What is needed: Without the pictures, return all of the material exactly as written.

(Collected data)
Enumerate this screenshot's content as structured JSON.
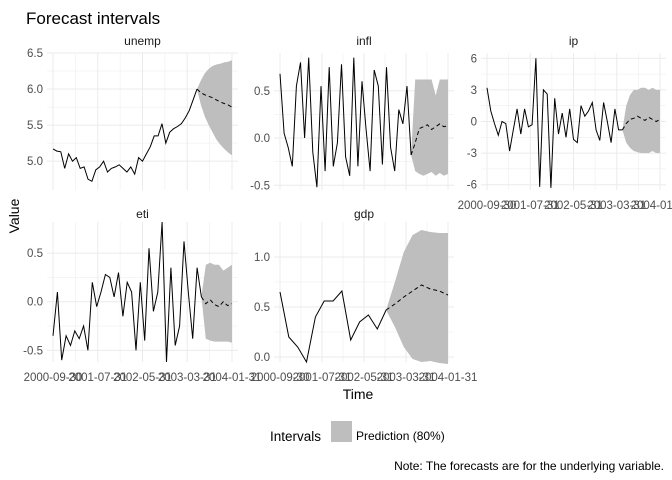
{
  "title": "Forecast intervals",
  "xlabel": "Time",
  "ylabel": "Value",
  "legend": {
    "title": "Intervals",
    "label": "Prediction (80%)",
    "color": "#bebebe"
  },
  "caption": "Note: The forecasts are for the underlying variable.",
  "x_tick_labels": [
    "2000-09-30",
    "2001-07-31",
    "2002-05-31",
    "2003-03-31",
    "2004-01-31"
  ],
  "line_color": "#000000",
  "grid_color": "#ebebeb",
  "chart_data": [
    {
      "type": "line",
      "panel": "unemp",
      "ylim": [
        4.6,
        6.5
      ],
      "yticks": [
        5.0,
        5.5,
        6.0,
        6.5
      ],
      "ytick_labels": [
        "5.0",
        "5.5",
        "6.0",
        "6.5"
      ],
      "history": [
        5.17,
        5.14,
        5.13,
        4.9,
        5.1,
        5.0,
        5.05,
        4.9,
        4.92,
        4.75,
        4.72,
        4.88,
        4.92,
        5.0,
        4.85,
        4.9,
        4.92,
        4.95,
        4.9,
        4.85,
        4.92,
        4.82,
        5.05,
        5.0,
        5.1,
        5.2,
        5.35,
        5.35,
        5.52,
        5.25,
        5.4,
        5.45,
        5.48,
        5.52,
        5.6,
        5.7,
        5.85,
        6.0
      ],
      "forecast": [
        6.0,
        5.95,
        5.92,
        5.9,
        5.88,
        5.85,
        5.82,
        5.8,
        5.78,
        5.75
      ],
      "lower": [
        6.0,
        5.78,
        5.62,
        5.5,
        5.4,
        5.3,
        5.23,
        5.17,
        5.12,
        5.08
      ],
      "upper": [
        6.0,
        6.12,
        6.22,
        6.28,
        6.32,
        6.34,
        6.35,
        6.37,
        6.38,
        6.4
      ]
    },
    {
      "type": "line",
      "panel": "infl",
      "ylim": [
        -0.55,
        0.9
      ],
      "yticks": [
        -0.5,
        0.0,
        0.5
      ],
      "ytick_labels": [
        "-0.5",
        "0.0",
        "0.5"
      ],
      "history": [
        0.68,
        0.05,
        -0.1,
        -0.3,
        0.55,
        0.8,
        0.0,
        0.85,
        -0.15,
        -0.52,
        0.55,
        -0.35,
        0.75,
        -0.3,
        -0.05,
        0.78,
        -0.2,
        -0.4,
        0.85,
        -0.3,
        0.6,
        0.1,
        -0.35,
        0.72,
        0.55,
        -0.28,
        0.75,
        -0.1,
        -0.35,
        0.3,
        0.15,
        0.55,
        -0.18
      ],
      "forecast": [
        -0.18,
        -0.05,
        0.1,
        0.12,
        0.14,
        0.09,
        0.12,
        0.15,
        0.12,
        0.13
      ],
      "lower": [
        -0.18,
        -0.35,
        -0.38,
        -0.4,
        -0.38,
        -0.36,
        -0.4,
        -0.37,
        -0.4,
        -0.38
      ],
      "upper": [
        -0.18,
        0.62,
        0.62,
        0.62,
        0.62,
        0.62,
        0.45,
        0.62,
        0.62,
        0.62
      ]
    },
    {
      "type": "line",
      "panel": "ip",
      "ylim": [
        -6.5,
        6.5
      ],
      "yticks": [
        -6,
        -3,
        0,
        3,
        6
      ],
      "ytick_labels": [
        "-6",
        "-3",
        "0",
        "3",
        "6"
      ],
      "history": [
        3.2,
        1.0,
        -0.2,
        -1.3,
        0.0,
        -0.2,
        -2.8,
        -0.8,
        1.2,
        -1.2,
        1.2,
        -0.5,
        -0.3,
        6.0,
        -6.2,
        3.0,
        2.6,
        -6.3,
        2.2,
        -1.2,
        0.8,
        -1.5,
        1.2,
        -1.7,
        -2.0,
        1.5,
        0.5,
        1.0,
        1.8,
        -0.8,
        -1.8,
        1.8,
        0.0,
        -2.0,
        1.2,
        -0.8,
        -0.8
      ],
      "forecast": [
        -0.8,
        -0.2,
        0.2,
        0.3,
        0.5,
        0.3,
        0.1,
        0.4,
        0.2,
        0.0,
        0.2
      ],
      "lower": [
        -0.8,
        -2.0,
        -2.5,
        -2.8,
        -2.9,
        -3.0,
        -3.0,
        -3.0,
        -2.8,
        -3.0,
        -3.0
      ],
      "upper": [
        -0.8,
        1.5,
        2.5,
        3.0,
        3.0,
        3.2,
        3.2,
        3.0,
        3.2,
        3.0,
        3.0
      ]
    },
    {
      "type": "line",
      "panel": "eti",
      "ylim": [
        -0.62,
        0.82
      ],
      "yticks": [
        -0.5,
        0.0,
        0.5
      ],
      "ytick_labels": [
        "-0.5",
        "0.0",
        "0.5"
      ],
      "history": [
        -0.35,
        0.1,
        -0.6,
        -0.35,
        -0.45,
        -0.3,
        -0.38,
        -0.25,
        -0.5,
        0.2,
        -0.05,
        0.1,
        0.28,
        0.25,
        0.05,
        0.3,
        -0.15,
        0.2,
        0.1,
        -0.5,
        0.2,
        -0.4,
        0.55,
        -0.1,
        0.1,
        0.82,
        -0.62,
        0.35,
        -0.45,
        -0.25,
        0.62,
        0.1,
        -0.38,
        0.35,
        0.05
      ],
      "forecast": [
        0.05,
        -0.02,
        0.02,
        -0.03,
        -0.05,
        0.0,
        -0.04,
        -0.02
      ],
      "lower": [
        0.05,
        -0.38,
        -0.4,
        -0.41,
        -0.41,
        -0.41,
        -0.41,
        -0.42
      ],
      "upper": [
        0.05,
        0.38,
        0.4,
        0.38,
        0.38,
        0.32,
        0.35,
        0.38
      ]
    },
    {
      "type": "line",
      "panel": "gdp",
      "ylim": [
        -0.05,
        1.35
      ],
      "yticks": [
        0.0,
        0.5,
        1.0
      ],
      "ytick_labels": [
        "0.0",
        "0.5",
        "1.0"
      ],
      "history": [
        0.65,
        0.2,
        0.1,
        -0.05,
        0.4,
        0.56,
        0.56,
        0.66,
        0.17,
        0.35,
        0.42,
        0.28,
        0.47
      ],
      "forecast": [
        0.47,
        0.53,
        0.6,
        0.66,
        0.72,
        0.68,
        0.66,
        0.62
      ],
      "lower": [
        0.47,
        0.3,
        0.1,
        -0.02,
        -0.05,
        -0.04,
        -0.06,
        -0.07
      ],
      "upper": [
        0.47,
        0.75,
        1.05,
        1.22,
        1.27,
        1.25,
        1.24,
        1.24
      ]
    }
  ]
}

Result of this exercise:
Enumerate this screenshot's content as structured JSON.
{
  "title": "Forecast intervals",
  "xlabel": "Time",
  "ylabel": "Value",
  "legend": {
    "title": "Intervals",
    "label": "Prediction (80%)",
    "color": "#bebebe"
  },
  "caption": "Note: The forecasts are for the underlying variable.",
  "x_tick_labels": [
    "2000-09-30",
    "2001-07-31",
    "2002-05-31",
    "2003-03-31",
    "2004-01-31"
  ],
  "line_color": "#000000",
  "grid_color": "#ebebeb",
  "chart_data": [
    {
      "type": "line",
      "panel": "unemp",
      "ylim": [
        4.6,
        6.5
      ],
      "yticks": [
        5.0,
        5.5,
        6.0,
        6.5
      ],
      "ytick_labels": [
        "5.0",
        "5.5",
        "6.0",
        "6.5"
      ],
      "history": [
        5.17,
        5.14,
        5.13,
        4.9,
        5.1,
        5.0,
        5.05,
        4.9,
        4.92,
        4.75,
        4.72,
        4.88,
        4.92,
        5.0,
        4.85,
        4.9,
        4.92,
        4.95,
        4.9,
        4.85,
        4.92,
        4.82,
        5.05,
        5.0,
        5.1,
        5.2,
        5.35,
        5.35,
        5.52,
        5.25,
        5.4,
        5.45,
        5.48,
        5.52,
        5.6,
        5.7,
        5.85,
        6.0
      ],
      "forecast": [
        6.0,
        5.95,
        5.92,
        5.9,
        5.88,
        5.85,
        5.82,
        5.8,
        5.78,
        5.75
      ],
      "lower": [
        6.0,
        5.78,
        5.62,
        5.5,
        5.4,
        5.3,
        5.23,
        5.17,
        5.12,
        5.08
      ],
      "upper": [
        6.0,
        6.12,
        6.22,
        6.28,
        6.32,
        6.34,
        6.35,
        6.37,
        6.38,
        6.4
      ]
    },
    {
      "type": "line",
      "panel": "infl",
      "ylim": [
        -0.55,
        0.9
      ],
      "yticks": [
        -0.5,
        0.0,
        0.5
      ],
      "ytick_labels": [
        "-0.5",
        "0.0",
        "0.5"
      ],
      "history": [
        0.68,
        0.05,
        -0.1,
        -0.3,
        0.55,
        0.8,
        0.0,
        0.85,
        -0.15,
        -0.52,
        0.55,
        -0.35,
        0.75,
        -0.3,
        -0.05,
        0.78,
        -0.2,
        -0.4,
        0.85,
        -0.3,
        0.6,
        0.1,
        -0.35,
        0.72,
        0.55,
        -0.28,
        0.75,
        -0.1,
        -0.35,
        0.3,
        0.15,
        0.55,
        -0.18
      ],
      "forecast": [
        -0.18,
        -0.05,
        0.1,
        0.12,
        0.14,
        0.09,
        0.12,
        0.15,
        0.12,
        0.13
      ],
      "lower": [
        -0.18,
        -0.35,
        -0.38,
        -0.4,
        -0.38,
        -0.36,
        -0.4,
        -0.37,
        -0.4,
        -0.38
      ],
      "upper": [
        -0.18,
        0.62,
        0.62,
        0.62,
        0.62,
        0.62,
        0.45,
        0.62,
        0.62,
        0.62
      ]
    },
    {
      "type": "line",
      "panel": "ip",
      "ylim": [
        -6.5,
        6.5
      ],
      "yticks": [
        -6,
        -3,
        0,
        3,
        6
      ],
      "ytick_labels": [
        "-6",
        "-3",
        "0",
        "3",
        "6"
      ],
      "history": [
        3.2,
        1.0,
        -0.2,
        -1.3,
        0.0,
        -0.2,
        -2.8,
        -0.8,
        1.2,
        -1.2,
        1.2,
        -0.5,
        -0.3,
        6.0,
        -6.2,
        3.0,
        2.6,
        -6.3,
        2.2,
        -1.2,
        0.8,
        -1.5,
        1.2,
        -1.7,
        -2.0,
        1.5,
        0.5,
        1.0,
        1.8,
        -0.8,
        -1.8,
        1.8,
        0.0,
        -2.0,
        1.2,
        -0.8,
        -0.8
      ],
      "forecast": [
        -0.8,
        -0.2,
        0.2,
        0.3,
        0.5,
        0.3,
        0.1,
        0.4,
        0.2,
        0.0,
        0.2
      ],
      "lower": [
        -0.8,
        -2.0,
        -2.5,
        -2.8,
        -2.9,
        -3.0,
        -3.0,
        -3.0,
        -2.8,
        -3.0,
        -3.0
      ],
      "upper": [
        -0.8,
        1.5,
        2.5,
        3.0,
        3.0,
        3.2,
        3.2,
        3.0,
        3.2,
        3.0,
        3.0
      ]
    },
    {
      "type": "line",
      "panel": "eti",
      "ylim": [
        -0.62,
        0.82
      ],
      "yticks": [
        -0.5,
        0.0,
        0.5
      ],
      "ytick_labels": [
        "-0.5",
        "0.0",
        "0.5"
      ],
      "history": [
        -0.35,
        0.1,
        -0.6,
        -0.35,
        -0.45,
        -0.3,
        -0.38,
        -0.25,
        -0.5,
        0.2,
        -0.05,
        0.1,
        0.28,
        0.25,
        0.05,
        0.3,
        -0.15,
        0.2,
        0.1,
        -0.5,
        0.2,
        -0.4,
        0.55,
        -0.1,
        0.1,
        0.82,
        -0.62,
        0.35,
        -0.45,
        -0.25,
        0.62,
        0.1,
        -0.38,
        0.35,
        0.05
      ],
      "forecast": [
        0.05,
        -0.02,
        0.02,
        -0.03,
        -0.05,
        0.0,
        -0.04,
        -0.02
      ],
      "lower": [
        0.05,
        -0.38,
        -0.4,
        -0.41,
        -0.41,
        -0.41,
        -0.41,
        -0.42
      ],
      "upper": [
        0.05,
        0.38,
        0.4,
        0.38,
        0.38,
        0.32,
        0.35,
        0.38
      ]
    },
    {
      "type": "line",
      "panel": "gdp",
      "ylim": [
        -0.05,
        1.35
      ],
      "yticks": [
        0.0,
        0.5,
        1.0
      ],
      "ytick_labels": [
        "0.0",
        "0.5",
        "1.0"
      ],
      "history": [
        0.65,
        0.2,
        0.1,
        -0.05,
        0.4,
        0.56,
        0.56,
        0.66,
        0.17,
        0.35,
        0.42,
        0.28,
        0.47
      ],
      "forecast": [
        0.47,
        0.53,
        0.6,
        0.66,
        0.72,
        0.68,
        0.66,
        0.62
      ],
      "lower": [
        0.47,
        0.3,
        0.1,
        -0.02,
        -0.05,
        -0.04,
        -0.06,
        -0.07
      ],
      "upper": [
        0.47,
        0.75,
        1.05,
        1.22,
        1.27,
        1.25,
        1.24,
        1.24
      ]
    }
  ]
}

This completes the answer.